### Records shown
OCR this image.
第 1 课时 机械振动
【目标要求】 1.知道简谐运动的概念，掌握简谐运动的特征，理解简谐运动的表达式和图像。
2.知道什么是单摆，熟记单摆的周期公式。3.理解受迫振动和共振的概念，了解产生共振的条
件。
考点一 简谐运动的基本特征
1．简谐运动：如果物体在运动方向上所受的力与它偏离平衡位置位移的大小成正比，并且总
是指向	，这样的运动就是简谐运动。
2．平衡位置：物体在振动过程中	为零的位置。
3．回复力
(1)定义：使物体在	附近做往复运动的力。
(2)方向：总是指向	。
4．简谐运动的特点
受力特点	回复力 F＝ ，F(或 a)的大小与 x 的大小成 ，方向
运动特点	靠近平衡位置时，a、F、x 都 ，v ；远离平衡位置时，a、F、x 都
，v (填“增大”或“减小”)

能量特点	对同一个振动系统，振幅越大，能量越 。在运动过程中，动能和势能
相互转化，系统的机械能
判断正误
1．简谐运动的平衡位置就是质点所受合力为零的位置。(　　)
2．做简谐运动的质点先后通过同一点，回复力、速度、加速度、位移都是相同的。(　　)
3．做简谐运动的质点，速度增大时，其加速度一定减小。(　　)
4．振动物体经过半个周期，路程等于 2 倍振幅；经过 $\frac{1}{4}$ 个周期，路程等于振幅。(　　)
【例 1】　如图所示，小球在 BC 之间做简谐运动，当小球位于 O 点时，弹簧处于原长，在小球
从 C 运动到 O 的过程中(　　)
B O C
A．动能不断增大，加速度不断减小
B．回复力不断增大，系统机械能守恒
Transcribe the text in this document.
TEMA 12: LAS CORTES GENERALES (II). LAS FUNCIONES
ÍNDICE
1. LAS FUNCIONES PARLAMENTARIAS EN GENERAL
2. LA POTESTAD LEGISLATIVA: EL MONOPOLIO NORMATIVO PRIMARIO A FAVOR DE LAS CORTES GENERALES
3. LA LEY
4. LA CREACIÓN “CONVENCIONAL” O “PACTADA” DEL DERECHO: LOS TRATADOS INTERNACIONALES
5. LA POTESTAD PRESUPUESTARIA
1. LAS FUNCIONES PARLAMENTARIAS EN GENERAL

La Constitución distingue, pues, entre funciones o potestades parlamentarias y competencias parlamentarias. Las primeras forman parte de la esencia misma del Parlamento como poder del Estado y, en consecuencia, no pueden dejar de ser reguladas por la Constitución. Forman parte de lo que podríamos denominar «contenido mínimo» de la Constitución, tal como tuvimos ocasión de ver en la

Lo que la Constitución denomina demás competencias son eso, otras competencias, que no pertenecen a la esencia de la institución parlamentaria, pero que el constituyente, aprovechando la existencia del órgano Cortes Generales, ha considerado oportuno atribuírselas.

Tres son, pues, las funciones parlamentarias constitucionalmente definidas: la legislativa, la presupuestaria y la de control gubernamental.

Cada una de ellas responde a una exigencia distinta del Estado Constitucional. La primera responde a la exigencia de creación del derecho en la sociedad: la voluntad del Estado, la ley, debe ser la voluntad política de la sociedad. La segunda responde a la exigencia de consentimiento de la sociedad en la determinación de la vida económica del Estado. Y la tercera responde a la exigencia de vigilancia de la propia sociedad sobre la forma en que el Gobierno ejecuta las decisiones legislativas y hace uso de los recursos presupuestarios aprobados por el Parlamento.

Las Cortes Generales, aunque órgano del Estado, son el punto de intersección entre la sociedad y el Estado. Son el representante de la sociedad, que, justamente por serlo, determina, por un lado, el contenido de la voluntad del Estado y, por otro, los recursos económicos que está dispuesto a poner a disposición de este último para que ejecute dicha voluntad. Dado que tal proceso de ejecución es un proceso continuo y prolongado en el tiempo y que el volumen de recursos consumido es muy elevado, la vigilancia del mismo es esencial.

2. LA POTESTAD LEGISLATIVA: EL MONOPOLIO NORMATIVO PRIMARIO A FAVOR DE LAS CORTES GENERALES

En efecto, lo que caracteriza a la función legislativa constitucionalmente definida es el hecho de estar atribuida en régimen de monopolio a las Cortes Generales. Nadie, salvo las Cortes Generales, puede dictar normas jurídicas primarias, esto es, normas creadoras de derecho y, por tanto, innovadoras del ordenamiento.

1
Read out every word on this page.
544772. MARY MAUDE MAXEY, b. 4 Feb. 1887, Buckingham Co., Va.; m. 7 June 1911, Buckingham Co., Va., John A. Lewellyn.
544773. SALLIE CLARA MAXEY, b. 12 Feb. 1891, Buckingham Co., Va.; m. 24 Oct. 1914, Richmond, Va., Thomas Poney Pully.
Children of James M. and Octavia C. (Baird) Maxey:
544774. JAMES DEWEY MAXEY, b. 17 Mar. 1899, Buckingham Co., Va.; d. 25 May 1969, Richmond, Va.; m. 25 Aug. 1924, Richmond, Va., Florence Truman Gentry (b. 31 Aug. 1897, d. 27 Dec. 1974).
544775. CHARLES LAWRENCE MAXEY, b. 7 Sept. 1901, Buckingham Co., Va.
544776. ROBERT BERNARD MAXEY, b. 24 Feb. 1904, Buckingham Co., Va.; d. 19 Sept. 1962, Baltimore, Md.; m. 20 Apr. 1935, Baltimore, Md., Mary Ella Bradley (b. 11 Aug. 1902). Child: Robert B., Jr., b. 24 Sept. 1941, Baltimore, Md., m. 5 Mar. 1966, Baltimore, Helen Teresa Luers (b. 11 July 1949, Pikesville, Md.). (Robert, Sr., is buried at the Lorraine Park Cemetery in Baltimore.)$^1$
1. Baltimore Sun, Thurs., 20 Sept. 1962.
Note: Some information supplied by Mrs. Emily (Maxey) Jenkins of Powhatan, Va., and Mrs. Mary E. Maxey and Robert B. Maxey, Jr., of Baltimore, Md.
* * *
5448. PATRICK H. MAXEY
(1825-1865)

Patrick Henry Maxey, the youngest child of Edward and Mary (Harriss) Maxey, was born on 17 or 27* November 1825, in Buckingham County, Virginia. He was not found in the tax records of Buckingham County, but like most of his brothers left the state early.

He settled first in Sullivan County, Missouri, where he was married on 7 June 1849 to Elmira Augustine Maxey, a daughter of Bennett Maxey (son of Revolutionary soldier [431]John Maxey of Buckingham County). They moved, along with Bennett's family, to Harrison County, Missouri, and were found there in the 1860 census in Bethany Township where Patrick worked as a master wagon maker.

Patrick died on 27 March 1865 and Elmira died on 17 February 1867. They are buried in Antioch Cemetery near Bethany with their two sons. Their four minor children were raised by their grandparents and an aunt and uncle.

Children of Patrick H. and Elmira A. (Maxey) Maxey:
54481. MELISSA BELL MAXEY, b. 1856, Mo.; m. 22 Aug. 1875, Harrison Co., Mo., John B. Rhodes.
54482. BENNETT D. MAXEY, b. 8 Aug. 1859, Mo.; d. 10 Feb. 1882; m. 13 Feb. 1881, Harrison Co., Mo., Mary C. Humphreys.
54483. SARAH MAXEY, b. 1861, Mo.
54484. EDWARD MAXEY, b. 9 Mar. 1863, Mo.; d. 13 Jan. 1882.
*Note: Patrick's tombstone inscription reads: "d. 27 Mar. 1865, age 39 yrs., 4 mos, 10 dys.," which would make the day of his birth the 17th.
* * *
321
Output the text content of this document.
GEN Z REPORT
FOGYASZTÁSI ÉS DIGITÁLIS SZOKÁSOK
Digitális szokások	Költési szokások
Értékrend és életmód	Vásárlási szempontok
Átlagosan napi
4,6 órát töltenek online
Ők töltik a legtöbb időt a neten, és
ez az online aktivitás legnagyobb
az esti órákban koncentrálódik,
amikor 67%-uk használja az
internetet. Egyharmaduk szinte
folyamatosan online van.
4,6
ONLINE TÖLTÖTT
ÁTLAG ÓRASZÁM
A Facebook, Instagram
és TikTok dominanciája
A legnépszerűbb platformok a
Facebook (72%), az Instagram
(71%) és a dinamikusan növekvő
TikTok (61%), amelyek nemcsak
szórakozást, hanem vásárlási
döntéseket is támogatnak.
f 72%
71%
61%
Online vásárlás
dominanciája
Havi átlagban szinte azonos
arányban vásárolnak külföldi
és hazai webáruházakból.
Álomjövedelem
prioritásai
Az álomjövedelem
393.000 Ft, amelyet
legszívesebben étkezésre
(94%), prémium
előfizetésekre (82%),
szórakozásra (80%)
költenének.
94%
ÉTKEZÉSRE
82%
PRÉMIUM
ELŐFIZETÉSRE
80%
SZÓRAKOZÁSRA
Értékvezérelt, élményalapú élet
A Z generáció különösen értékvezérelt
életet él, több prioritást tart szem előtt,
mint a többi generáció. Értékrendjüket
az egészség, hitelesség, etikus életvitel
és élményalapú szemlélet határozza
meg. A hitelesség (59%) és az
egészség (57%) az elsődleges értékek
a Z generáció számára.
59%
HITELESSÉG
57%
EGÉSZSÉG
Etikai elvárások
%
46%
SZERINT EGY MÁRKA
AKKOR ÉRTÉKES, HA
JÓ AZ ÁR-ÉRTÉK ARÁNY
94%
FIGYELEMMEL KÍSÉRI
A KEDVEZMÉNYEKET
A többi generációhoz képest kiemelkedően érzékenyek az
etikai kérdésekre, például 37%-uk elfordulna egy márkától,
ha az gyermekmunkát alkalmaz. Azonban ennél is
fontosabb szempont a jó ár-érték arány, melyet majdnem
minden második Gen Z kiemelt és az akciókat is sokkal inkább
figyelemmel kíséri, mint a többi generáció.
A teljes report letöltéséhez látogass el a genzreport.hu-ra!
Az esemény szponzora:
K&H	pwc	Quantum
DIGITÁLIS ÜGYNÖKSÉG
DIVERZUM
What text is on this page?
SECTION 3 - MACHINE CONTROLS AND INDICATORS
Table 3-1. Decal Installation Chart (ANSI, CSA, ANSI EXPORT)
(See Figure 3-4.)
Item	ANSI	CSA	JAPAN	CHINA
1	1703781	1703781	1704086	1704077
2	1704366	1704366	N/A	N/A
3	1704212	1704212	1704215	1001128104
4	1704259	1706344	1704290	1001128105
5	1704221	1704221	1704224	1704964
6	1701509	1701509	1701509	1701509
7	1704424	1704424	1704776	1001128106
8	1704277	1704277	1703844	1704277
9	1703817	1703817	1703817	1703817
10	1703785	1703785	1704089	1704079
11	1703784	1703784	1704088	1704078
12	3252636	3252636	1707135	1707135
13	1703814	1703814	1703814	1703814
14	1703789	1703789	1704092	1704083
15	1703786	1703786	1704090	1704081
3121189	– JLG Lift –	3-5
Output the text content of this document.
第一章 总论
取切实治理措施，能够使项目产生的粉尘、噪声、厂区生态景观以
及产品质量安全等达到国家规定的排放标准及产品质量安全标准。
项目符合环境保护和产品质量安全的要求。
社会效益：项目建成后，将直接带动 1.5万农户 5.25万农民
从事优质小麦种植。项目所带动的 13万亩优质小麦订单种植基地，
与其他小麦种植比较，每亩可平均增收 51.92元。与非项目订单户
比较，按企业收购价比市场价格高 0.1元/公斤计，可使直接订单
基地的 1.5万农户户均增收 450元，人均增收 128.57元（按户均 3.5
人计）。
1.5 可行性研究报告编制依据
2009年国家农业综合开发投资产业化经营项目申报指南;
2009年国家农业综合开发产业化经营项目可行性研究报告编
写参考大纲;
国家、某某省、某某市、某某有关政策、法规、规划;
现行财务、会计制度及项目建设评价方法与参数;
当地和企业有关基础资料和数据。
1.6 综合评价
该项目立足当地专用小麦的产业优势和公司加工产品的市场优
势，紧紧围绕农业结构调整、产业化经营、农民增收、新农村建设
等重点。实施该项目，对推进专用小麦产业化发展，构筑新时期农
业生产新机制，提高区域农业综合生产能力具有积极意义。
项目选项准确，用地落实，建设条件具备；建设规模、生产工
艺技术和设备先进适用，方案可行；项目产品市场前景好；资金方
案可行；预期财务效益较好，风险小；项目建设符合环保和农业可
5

### Exercise
Gather all lines from the listing above in which "többi" occurs.

### Correct result
mint a többi generáció. Értékrendjüket
A többi generációhoz képest kiemelkedően érzékenyek az
figyelemmel kíséri, mint a többi generáció.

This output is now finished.